>> START Entries shown
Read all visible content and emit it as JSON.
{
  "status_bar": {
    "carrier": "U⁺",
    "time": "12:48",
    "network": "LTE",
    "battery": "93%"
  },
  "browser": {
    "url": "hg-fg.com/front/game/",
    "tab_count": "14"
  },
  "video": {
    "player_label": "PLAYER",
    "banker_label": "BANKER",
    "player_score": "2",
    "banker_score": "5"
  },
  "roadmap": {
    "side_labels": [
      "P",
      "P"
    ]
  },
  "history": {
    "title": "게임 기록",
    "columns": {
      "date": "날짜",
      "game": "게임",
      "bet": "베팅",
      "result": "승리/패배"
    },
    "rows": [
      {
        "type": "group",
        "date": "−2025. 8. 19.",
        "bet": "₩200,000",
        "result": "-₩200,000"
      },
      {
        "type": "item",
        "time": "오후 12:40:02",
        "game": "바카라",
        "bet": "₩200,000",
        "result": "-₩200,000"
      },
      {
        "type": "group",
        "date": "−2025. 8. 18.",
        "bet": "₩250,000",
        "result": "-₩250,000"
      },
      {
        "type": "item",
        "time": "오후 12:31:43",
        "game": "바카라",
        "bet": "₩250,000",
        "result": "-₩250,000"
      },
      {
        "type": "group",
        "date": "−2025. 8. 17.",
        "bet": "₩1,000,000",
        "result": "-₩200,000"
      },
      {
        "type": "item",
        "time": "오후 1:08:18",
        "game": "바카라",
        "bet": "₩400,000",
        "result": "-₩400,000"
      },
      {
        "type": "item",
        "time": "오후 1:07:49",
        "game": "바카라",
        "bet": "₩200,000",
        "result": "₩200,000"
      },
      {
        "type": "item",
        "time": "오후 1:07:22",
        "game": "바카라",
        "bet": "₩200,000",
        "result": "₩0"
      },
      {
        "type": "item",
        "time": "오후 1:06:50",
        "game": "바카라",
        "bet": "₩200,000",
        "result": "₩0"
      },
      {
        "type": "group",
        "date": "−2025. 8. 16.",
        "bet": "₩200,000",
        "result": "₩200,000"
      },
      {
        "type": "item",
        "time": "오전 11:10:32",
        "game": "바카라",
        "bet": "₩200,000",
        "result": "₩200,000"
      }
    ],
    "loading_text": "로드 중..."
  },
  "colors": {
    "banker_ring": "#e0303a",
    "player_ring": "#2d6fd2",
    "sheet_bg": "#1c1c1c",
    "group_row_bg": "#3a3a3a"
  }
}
>> END Entries shown
Transcribe every entry verbatim.

Read all visible content and emit it as JSON.
{
  "status_bar": {
    "carrier": "U⁺",
    "time": "12:48",
    "network": "LTE",
    "battery": "93%"
  },
  "browser": {
    "url": "hg-fg.com/front/game/",
    "tab_count": "14"
  },
  "video": {
    "player_label": "PLAYER",
    "banker_label": "BANKER",
    "player_score": "2",
    "banker_score": "5"
  },
  "roadmap": {
    "side_labels": [
      "P",
      "P"
    ]
  },
  "history": {
    "title": "게임 기록",
    "columns": {
      "date": "날짜",
      "game": "게임",
      "bet": "베팅",
      "result": "승리/패배"
    },
    "rows": [
      {
        "type": "group",
        "date": "−2025. 8. 19.",
        "bet": "₩200,000",
        "result": "-₩200,000"
      },
      {
        "type": "item",
        "time": "오후 12:40:02",
        "game": "바카라",
        "bet": "₩200,000",
        "result": "-₩200,000"
      },
      {
        "type": "group",
        "date": "−2025. 8. 18.",
        "bet": "₩250,000",
        "result": "-₩250,000"
      },
      {
        "type": "item",
        "time": "오후 12:31:43",
        "game": "바카라",
        "bet": "₩250,000",
        "result": "-₩250,000"
      },
      {
        "type": "group",
        "date": "−2025. 8. 17.",
        "bet": "₩1,000,000",
        "result": "-₩200,000"
      },
      {
        "type": "item",
        "time": "오후 1:08:18",
        "game": "바카라",
        "bet": "₩400,000",
        "result": "-₩400,000"
      },
      {
        "type": "item",
        "time": "오후 1:07:49",
        "game": "바카라",
        "bet": "₩200,000",
        "result": "₩200,000"
      },
      {
        "type": "item",
        "time": "오후 1:07:22",
        "game": "바카라",
        "bet": "₩200,000",
        "result": "₩0"
      },
      {
        "type": "item",
        "time": "오후 1:06:50",
        "game": "바카라",
        "bet": "₩200,000",
        "result": "₩0"
      },
      {
        "type": "group",
        "date": "−2025. 8. 16.",
        "bet": "₩200,000",
        "result": "₩200,000"
      },
      {
        "type": "item",
        "time": "오전 11:10:32",
        "game": "바카라",
        "bet": "₩200,000",
        "result": "₩200,000"
      }
    ],
    "loading_text": "로드 중..."
  },
  "colors": {
    "banker_ring": "#e0303a",
    "player_ring": "#2d6fd2",
    "sheet_bg": "#1c1c1c",
    "group_row_bg": "#3a3a3a"
  }
}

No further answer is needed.